* [Extrait fourni]
· · · ·
Paroles de producteur

Pour Christophe, cueilleur de plantes aromatiques et médicinales dans la Lozère, la première cueillette de l’année est celle du bourgeon de pin sylvestre.

Depuis 5 ans, il récolte ce dernier de novembre à mars à une altitude moyenne de 1000 mètres. «En cette période hivernale il faut être bien équipé et surtout bien ganté car la résine blanche de ces bourgeons rend les doigts collants et noirs à la fin de la journée et les épines de pin piquent. »

Christophe explique qu’il cueille différemment ce bourgeon suivant l’âge des arbres. Dans tous les cas, pour le respect des arbres, on ne cueille qu’une petite partie des bourgeons accessibles. Il est important de savoir que le bourgeon terminal qui pousse à l’extrémité de chaque branche permet la croissance de la branche principale et qu’il y a des bourgeons latéraux regroupés.

 

 

« Si l’arbre est jeune, je ne récolte que quelques bourgeons latéraux, à l’inverse sur un arbre plus ancien je cueille le bourgeon terminal. »

Pour le séchage, Christophe pratique à la fois le séchage naturel et artificiel. « En naturel, il faut bien un mois en étalant les bourgeons finement à plat dans le noir et dans un lieu quand même chaud et ventilé. En artificiel, il faut compter 4 jours entre 38°C et 40°C. »

A la SICARAPPAM, nous vous proposons le bourgeon de pin sylvestre en frais ou en sec suivant votre besoin.

La cueillette de bourgeons de pin sylvestre est très minutieuse et demande le suivi d’un cahier des charges bien précis toujours dans la volonté de respecter l’arbre et l’harmonie des lieux qui l’ont vu naître.
· · · ·
* [Données de l'exercice]
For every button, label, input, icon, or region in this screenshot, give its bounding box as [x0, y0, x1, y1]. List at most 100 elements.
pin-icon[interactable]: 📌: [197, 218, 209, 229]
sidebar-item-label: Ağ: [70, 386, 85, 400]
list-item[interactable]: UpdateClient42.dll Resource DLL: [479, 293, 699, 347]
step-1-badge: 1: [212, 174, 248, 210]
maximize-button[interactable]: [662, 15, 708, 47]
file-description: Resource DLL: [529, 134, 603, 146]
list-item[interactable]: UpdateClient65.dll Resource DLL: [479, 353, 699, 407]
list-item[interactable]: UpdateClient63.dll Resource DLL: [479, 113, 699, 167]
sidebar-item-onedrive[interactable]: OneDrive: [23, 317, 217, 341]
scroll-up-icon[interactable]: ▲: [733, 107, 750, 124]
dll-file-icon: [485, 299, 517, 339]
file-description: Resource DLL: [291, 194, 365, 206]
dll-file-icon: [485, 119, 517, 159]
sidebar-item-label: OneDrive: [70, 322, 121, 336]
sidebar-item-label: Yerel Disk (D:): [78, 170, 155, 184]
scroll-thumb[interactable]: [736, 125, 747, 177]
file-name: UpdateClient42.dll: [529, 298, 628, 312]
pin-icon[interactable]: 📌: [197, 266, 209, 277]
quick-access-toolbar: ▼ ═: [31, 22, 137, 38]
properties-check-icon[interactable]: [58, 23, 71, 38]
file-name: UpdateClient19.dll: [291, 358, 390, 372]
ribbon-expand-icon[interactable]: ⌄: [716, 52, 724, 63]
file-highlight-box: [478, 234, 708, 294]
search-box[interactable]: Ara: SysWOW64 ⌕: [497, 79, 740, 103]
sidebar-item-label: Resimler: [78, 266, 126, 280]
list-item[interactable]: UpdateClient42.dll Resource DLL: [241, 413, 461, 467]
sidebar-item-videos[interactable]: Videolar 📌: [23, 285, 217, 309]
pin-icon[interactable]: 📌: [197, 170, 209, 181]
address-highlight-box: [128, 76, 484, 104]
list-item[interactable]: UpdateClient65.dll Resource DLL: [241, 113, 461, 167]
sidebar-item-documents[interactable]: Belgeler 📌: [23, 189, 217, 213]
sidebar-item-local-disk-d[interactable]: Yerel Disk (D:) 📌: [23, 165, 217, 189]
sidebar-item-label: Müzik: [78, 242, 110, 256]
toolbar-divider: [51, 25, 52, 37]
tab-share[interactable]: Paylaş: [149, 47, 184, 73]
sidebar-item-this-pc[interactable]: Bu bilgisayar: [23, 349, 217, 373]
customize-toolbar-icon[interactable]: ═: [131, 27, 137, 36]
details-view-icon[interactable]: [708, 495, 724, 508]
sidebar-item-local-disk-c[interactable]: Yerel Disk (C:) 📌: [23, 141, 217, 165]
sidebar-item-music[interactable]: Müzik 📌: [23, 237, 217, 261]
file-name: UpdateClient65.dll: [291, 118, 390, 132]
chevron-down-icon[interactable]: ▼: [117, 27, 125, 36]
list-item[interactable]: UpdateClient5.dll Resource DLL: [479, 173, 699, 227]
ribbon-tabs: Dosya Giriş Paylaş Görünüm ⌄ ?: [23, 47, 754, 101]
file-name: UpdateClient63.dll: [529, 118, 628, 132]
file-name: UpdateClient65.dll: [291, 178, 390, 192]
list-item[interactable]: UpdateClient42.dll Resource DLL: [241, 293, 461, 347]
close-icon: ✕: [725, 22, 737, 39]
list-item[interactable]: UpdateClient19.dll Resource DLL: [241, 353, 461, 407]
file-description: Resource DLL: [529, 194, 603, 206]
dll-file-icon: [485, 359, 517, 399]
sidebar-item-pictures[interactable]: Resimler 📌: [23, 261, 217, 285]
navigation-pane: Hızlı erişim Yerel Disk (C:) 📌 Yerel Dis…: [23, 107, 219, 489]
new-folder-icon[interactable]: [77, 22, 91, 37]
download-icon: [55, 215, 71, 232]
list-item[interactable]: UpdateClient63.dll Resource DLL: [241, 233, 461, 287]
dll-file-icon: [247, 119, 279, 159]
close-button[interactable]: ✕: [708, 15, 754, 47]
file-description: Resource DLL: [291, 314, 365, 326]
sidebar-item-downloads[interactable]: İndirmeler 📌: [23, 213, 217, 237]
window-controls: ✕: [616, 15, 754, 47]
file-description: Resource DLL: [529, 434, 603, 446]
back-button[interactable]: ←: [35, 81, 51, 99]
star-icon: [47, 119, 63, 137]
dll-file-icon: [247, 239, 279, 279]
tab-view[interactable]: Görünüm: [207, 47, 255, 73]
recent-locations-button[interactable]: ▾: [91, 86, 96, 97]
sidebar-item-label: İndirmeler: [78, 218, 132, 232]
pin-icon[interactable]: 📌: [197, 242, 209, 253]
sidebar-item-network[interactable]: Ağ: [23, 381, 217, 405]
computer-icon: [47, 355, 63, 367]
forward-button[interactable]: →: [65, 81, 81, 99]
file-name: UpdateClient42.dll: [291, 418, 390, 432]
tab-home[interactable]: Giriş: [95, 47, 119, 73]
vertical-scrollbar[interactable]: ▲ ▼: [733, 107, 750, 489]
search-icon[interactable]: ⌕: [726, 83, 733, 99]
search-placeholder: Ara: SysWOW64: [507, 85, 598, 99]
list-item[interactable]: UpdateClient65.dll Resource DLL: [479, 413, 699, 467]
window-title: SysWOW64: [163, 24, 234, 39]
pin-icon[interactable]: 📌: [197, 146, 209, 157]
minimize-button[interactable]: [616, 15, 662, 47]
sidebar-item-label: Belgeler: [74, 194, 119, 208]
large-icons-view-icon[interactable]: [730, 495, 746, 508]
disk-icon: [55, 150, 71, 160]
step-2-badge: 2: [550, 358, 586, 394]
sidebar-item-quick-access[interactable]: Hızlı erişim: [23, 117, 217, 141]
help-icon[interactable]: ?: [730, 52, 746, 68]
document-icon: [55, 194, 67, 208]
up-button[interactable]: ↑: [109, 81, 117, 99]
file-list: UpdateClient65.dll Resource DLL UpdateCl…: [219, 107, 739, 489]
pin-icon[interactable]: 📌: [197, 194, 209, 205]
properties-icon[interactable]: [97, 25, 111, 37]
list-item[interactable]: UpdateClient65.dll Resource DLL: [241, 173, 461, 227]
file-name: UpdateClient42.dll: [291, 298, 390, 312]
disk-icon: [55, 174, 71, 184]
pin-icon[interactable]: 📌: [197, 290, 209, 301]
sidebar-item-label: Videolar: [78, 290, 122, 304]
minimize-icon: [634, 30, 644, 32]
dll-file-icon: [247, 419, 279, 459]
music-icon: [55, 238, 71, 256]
· · · ·
* [Votre consigne]
Recopiez sans rien modifier le passage du texte sur la cueillette du bourgeon de pin sylvestre qui commence aux mots « Pour Christophe, cueilleur » et s'arrête après « bourgeons latéraux regroupés. ».

* [Résultat de l'exercice]
Pour Christophe, cueilleur de plantes aromatiques et médicinales dans la Lozère, la première cueillette de l’année est celle du bourgeon de pin sylvestre.

Depuis 5 ans, il récolte ce dernier de novembre à mars à une altitude moyenne de 1000 mètres. «En cette période hivernale il faut être bien équipé et surtout bien ganté car la résine blanche de ces bourgeons rend les doigts collants et noirs à la fin de la journée et les épines de pin piquent. »

Christophe explique qu’il cueille différemment ce bourgeon suivant l’âge des arbres. Dans tous les cas, pour le respect des arbres, on ne cueille qu’une petite partie des bourgeons accessibles. Il est important de savoir que le bourgeon terminal qui pousse à l’extrémité de chaque branche permet la croissance de la branche principale et qu’il y a des bourgeons latéraux regroupés.